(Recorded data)
▼

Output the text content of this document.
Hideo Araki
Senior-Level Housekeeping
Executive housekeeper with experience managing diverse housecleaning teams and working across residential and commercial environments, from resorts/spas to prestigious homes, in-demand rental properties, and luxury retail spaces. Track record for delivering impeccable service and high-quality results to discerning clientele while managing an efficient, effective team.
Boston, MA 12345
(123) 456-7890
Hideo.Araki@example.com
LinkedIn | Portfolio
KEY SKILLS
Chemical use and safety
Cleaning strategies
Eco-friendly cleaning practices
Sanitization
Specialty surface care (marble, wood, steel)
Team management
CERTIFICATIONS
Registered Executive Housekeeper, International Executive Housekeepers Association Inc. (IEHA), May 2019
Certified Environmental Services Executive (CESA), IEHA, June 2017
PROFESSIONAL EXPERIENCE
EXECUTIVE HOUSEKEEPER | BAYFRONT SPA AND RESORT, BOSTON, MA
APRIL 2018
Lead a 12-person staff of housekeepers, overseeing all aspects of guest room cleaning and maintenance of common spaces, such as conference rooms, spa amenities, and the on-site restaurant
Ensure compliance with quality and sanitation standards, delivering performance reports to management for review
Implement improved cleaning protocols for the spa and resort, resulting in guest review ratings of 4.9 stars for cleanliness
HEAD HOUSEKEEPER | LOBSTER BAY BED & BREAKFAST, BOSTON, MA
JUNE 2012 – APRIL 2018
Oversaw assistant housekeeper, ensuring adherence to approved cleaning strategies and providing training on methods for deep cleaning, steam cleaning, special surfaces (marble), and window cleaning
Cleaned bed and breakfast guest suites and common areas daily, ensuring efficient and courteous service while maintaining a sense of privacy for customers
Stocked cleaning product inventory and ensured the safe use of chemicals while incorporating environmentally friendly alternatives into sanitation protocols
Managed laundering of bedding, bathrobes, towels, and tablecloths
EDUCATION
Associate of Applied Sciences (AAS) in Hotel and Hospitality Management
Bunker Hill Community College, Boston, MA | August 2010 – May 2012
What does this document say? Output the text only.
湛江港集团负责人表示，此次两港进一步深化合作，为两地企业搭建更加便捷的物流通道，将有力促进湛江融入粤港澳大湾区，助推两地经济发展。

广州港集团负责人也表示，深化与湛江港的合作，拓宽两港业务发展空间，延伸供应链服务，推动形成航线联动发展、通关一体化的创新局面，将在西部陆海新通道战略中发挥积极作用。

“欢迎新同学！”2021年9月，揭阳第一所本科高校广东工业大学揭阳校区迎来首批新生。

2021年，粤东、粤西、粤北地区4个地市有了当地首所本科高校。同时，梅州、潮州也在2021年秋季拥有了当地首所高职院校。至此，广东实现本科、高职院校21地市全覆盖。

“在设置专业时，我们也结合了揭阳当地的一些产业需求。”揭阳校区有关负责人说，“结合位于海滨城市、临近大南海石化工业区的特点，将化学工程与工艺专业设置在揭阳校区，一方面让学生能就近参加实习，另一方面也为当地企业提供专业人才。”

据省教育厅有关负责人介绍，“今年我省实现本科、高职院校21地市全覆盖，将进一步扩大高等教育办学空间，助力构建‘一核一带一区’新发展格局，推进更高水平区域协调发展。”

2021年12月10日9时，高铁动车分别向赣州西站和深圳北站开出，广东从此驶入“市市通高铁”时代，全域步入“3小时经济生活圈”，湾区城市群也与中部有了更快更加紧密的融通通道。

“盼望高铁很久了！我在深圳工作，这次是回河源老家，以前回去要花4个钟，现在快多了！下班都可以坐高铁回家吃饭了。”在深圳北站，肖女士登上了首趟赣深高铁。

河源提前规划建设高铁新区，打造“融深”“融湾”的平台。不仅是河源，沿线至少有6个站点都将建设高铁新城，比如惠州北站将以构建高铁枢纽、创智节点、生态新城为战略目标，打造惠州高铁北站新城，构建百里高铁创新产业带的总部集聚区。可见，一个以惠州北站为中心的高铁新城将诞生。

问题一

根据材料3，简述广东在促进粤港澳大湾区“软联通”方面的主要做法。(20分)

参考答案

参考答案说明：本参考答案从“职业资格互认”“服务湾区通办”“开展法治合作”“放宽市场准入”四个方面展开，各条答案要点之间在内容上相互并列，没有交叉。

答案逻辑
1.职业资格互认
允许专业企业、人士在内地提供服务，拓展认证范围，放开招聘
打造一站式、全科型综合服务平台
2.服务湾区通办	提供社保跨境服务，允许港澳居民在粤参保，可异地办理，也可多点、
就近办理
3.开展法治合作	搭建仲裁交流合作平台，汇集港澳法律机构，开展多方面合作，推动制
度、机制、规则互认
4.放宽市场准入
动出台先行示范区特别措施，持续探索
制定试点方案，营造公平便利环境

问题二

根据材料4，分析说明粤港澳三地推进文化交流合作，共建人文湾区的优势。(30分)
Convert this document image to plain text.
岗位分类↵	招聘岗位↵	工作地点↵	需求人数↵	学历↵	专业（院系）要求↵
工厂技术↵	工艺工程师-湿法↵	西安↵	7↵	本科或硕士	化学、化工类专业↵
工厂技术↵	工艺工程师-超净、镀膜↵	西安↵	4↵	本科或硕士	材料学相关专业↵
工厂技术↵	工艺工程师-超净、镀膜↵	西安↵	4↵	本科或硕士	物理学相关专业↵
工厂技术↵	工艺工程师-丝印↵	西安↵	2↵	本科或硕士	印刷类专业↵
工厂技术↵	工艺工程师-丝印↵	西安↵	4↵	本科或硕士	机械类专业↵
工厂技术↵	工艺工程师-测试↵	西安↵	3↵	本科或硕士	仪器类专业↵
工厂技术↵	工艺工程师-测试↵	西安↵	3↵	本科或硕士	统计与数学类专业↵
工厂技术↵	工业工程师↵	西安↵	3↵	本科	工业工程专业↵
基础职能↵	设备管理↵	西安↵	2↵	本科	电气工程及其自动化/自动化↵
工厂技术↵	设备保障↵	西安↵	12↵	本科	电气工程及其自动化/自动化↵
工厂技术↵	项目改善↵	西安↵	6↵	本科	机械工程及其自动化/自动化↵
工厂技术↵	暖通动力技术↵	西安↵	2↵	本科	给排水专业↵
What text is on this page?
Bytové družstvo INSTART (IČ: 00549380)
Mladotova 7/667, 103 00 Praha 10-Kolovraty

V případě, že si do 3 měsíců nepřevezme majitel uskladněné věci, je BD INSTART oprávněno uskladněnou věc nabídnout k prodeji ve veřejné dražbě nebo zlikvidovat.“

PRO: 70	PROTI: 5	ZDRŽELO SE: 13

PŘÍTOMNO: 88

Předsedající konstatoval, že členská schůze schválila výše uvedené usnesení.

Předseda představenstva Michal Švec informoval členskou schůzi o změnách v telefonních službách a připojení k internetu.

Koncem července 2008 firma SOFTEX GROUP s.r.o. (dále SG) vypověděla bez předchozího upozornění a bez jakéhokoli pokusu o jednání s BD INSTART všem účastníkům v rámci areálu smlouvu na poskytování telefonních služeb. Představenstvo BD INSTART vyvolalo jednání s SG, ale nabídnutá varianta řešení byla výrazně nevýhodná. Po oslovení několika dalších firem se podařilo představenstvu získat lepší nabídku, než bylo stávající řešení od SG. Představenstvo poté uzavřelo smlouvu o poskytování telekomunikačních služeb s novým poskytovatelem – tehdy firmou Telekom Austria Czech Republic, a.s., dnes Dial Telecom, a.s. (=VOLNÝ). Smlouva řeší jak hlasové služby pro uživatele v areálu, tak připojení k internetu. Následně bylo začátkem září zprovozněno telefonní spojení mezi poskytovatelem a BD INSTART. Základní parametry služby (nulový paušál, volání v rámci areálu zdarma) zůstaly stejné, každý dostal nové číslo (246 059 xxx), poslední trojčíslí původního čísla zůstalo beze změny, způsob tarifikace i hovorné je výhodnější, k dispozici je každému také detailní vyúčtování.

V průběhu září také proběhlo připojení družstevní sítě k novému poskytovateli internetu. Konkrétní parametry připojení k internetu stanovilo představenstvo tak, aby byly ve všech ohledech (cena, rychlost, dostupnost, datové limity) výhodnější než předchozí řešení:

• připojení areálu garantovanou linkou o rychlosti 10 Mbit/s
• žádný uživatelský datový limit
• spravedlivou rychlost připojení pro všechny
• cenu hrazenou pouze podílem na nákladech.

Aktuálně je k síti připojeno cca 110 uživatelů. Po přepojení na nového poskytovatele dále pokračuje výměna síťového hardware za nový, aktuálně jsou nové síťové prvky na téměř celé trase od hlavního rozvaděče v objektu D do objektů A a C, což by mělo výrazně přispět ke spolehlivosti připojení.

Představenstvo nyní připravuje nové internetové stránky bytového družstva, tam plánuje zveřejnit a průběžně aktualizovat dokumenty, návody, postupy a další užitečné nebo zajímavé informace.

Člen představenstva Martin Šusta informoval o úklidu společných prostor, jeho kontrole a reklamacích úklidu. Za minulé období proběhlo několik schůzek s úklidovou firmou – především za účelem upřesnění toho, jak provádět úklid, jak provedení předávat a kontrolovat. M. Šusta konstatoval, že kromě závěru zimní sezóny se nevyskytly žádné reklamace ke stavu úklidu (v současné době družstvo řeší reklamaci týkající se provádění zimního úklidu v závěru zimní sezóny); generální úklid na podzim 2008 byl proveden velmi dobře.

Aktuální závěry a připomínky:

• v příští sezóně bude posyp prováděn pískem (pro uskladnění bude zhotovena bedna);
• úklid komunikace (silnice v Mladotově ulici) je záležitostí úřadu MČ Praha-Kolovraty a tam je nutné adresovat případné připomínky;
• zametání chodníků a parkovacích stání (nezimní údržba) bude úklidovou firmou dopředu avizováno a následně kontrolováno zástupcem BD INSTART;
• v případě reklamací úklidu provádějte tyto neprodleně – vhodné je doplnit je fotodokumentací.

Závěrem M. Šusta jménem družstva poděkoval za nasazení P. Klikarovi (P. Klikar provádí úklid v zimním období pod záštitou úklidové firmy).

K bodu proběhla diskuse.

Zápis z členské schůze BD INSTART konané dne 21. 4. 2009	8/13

▲

What you need to do: Pull out every line of the records above that contains the word "Kolovraty".

Result of the exercise:
Mladotova 7/667, 103 00 Praha 10-Kolovraty
• úklid komunikace (silnice v Mladotově ulici) je záležitostí úřadu MČ Praha-Kolovraty a tam je nutné adresovat případné připomínky;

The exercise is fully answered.